→ **Task directions**
Scan the data that follows and count the lines with the string "your"; answer with the count alone.

(Dataset entries)
··········
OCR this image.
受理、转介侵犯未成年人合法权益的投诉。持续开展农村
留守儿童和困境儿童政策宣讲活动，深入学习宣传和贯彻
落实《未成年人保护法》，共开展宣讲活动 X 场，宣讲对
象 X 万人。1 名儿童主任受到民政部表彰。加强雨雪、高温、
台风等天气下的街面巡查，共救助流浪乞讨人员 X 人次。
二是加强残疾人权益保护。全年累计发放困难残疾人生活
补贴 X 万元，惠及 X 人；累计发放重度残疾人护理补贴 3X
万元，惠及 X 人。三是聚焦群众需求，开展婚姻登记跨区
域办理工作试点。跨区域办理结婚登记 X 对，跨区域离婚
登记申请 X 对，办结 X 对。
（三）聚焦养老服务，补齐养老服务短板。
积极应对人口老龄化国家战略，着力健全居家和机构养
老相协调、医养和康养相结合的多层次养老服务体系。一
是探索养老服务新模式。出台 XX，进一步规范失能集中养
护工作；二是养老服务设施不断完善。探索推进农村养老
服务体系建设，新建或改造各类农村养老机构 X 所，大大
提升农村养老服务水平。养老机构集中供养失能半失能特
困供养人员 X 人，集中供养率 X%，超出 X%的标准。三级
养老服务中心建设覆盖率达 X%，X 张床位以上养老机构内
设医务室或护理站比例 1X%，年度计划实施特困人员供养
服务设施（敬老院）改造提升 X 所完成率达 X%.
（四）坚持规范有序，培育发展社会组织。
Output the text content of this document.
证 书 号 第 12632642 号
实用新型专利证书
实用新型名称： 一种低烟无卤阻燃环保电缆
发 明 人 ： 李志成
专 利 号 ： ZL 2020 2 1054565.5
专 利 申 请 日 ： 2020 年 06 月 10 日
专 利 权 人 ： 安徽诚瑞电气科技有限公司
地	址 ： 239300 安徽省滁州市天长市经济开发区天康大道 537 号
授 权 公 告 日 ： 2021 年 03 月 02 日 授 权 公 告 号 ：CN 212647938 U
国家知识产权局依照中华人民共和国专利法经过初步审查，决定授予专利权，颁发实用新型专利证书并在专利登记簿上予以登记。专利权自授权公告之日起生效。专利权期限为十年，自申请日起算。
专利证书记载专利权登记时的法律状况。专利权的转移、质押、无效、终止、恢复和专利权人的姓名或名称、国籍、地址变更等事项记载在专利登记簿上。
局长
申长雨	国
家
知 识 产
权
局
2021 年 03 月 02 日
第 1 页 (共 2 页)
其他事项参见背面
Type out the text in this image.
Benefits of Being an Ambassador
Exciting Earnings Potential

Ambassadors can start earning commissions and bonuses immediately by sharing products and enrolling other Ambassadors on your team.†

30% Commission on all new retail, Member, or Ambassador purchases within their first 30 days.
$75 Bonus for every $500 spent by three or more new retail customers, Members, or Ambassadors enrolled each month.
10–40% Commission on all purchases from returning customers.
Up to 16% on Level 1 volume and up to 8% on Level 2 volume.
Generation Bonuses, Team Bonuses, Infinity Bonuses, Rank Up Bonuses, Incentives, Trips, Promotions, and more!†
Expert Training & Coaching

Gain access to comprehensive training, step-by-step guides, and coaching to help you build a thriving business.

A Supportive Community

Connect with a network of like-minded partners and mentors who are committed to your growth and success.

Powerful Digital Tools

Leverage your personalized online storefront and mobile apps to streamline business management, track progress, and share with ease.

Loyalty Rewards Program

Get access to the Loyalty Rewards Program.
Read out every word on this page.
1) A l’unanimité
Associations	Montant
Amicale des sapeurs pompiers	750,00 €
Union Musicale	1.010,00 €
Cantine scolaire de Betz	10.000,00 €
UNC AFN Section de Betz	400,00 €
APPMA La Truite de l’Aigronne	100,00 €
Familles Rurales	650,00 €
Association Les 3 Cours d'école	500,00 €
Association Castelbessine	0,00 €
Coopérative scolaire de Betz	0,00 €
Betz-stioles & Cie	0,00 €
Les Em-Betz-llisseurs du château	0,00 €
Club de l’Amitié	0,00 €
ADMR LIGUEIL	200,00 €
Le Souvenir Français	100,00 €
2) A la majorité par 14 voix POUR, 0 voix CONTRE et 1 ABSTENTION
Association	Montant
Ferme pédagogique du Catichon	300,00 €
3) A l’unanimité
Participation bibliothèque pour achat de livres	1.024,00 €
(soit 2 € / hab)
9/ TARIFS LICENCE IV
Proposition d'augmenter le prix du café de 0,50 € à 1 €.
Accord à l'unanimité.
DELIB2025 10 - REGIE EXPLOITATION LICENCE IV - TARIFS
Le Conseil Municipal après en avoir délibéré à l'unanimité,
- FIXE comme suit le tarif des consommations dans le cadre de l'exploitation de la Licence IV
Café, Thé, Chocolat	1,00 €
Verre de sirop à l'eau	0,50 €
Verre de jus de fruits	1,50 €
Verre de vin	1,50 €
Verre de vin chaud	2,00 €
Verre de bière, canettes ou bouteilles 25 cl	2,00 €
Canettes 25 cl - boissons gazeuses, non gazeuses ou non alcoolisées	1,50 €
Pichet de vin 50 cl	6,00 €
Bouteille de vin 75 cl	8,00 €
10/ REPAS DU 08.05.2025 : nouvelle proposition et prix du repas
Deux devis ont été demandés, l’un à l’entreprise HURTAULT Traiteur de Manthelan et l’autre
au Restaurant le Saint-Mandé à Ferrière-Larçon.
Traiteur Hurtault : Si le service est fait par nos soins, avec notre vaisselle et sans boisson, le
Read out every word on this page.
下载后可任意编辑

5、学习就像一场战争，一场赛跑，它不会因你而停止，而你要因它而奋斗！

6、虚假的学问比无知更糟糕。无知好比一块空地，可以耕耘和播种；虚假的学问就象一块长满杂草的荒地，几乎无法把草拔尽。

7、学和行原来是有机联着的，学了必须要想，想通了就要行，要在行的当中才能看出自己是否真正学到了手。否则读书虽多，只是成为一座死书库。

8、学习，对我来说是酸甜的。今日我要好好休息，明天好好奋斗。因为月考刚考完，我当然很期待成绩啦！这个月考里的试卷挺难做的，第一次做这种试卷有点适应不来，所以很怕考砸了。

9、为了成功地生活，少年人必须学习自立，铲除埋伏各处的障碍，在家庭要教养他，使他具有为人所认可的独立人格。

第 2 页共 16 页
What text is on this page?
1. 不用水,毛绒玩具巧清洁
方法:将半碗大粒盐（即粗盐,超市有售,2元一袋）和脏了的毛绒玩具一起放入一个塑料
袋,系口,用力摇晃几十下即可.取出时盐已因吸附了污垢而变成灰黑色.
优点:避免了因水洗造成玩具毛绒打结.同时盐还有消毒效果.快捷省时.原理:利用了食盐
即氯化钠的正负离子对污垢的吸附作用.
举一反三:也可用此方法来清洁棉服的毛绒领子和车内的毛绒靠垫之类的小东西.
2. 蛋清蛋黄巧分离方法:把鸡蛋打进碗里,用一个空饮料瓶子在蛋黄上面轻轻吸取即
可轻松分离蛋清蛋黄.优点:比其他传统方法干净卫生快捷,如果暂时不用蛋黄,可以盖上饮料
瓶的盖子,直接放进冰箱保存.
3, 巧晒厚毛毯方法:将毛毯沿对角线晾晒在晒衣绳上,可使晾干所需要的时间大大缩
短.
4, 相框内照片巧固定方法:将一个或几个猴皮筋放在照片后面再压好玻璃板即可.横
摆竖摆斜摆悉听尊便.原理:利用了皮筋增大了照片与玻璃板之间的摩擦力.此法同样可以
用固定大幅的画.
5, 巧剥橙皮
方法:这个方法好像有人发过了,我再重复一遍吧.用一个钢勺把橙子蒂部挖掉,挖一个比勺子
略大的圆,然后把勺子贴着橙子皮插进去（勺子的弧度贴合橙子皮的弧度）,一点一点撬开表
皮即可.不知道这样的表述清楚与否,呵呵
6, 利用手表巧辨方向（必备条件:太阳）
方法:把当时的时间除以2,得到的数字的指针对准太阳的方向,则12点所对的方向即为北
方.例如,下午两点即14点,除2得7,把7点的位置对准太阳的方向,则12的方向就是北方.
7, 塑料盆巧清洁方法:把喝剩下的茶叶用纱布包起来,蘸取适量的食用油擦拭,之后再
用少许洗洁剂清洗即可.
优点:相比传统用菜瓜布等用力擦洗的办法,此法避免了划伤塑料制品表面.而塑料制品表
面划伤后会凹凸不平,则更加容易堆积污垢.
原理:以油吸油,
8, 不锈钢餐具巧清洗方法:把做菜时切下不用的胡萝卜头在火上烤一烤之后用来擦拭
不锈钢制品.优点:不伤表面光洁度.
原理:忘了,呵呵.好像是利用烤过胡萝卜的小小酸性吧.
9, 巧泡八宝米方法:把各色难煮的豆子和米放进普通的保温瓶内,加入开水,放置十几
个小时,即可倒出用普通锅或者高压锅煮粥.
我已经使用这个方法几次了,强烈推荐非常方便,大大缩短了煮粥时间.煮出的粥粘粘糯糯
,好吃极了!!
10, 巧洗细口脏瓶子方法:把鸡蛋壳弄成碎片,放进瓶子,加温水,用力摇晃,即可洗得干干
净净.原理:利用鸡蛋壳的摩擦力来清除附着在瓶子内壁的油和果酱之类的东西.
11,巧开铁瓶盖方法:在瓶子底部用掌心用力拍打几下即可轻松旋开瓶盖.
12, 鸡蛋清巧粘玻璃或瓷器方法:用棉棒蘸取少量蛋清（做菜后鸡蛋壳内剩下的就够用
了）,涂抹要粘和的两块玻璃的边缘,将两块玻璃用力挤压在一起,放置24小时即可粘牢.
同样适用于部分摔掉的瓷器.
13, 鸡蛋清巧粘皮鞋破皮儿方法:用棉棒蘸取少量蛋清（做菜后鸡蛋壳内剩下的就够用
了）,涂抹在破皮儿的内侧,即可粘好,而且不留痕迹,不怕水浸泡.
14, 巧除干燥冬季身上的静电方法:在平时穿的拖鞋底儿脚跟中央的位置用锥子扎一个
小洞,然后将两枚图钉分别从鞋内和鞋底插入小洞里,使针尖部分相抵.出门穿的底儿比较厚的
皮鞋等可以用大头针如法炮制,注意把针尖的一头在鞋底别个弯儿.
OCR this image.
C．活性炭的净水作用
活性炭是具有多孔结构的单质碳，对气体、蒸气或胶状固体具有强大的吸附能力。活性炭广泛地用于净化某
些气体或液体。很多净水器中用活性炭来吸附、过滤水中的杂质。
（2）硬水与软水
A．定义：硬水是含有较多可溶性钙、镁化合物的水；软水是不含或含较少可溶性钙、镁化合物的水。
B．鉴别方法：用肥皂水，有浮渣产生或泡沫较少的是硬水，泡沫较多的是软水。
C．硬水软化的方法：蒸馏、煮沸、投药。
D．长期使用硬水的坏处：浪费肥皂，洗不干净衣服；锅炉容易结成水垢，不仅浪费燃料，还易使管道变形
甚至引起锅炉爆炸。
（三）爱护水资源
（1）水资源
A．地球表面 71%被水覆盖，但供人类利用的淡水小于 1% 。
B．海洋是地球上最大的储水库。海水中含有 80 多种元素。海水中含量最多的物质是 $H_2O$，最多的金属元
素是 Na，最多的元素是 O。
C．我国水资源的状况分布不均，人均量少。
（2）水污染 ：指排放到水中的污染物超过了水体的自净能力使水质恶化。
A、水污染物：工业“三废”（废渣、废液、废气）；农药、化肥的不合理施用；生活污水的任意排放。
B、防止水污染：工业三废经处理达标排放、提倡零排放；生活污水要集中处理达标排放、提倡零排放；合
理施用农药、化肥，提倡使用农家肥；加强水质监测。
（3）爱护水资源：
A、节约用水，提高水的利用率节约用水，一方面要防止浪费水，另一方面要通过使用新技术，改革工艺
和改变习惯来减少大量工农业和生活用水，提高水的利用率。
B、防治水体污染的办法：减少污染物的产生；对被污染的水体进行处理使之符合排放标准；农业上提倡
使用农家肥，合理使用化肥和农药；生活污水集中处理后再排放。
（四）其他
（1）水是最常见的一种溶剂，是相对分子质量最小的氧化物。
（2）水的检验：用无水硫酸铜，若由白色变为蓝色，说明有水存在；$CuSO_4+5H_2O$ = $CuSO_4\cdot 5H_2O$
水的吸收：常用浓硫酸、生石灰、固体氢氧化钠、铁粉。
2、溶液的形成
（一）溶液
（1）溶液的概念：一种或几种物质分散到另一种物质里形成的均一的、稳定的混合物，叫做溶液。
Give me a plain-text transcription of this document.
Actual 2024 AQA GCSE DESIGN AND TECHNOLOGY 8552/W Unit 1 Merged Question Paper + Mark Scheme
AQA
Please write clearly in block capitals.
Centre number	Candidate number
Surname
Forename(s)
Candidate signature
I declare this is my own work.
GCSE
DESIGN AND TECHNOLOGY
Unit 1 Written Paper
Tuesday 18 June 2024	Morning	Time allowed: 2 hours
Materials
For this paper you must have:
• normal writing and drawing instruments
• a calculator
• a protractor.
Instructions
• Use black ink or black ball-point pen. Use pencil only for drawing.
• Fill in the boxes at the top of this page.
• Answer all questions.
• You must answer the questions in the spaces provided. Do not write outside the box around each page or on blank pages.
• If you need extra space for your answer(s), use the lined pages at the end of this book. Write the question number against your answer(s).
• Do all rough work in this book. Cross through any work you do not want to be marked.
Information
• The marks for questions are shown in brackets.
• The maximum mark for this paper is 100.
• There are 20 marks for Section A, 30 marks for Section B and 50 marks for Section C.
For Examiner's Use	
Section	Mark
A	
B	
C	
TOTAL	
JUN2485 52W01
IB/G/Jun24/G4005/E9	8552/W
··········
→ **Written response**
4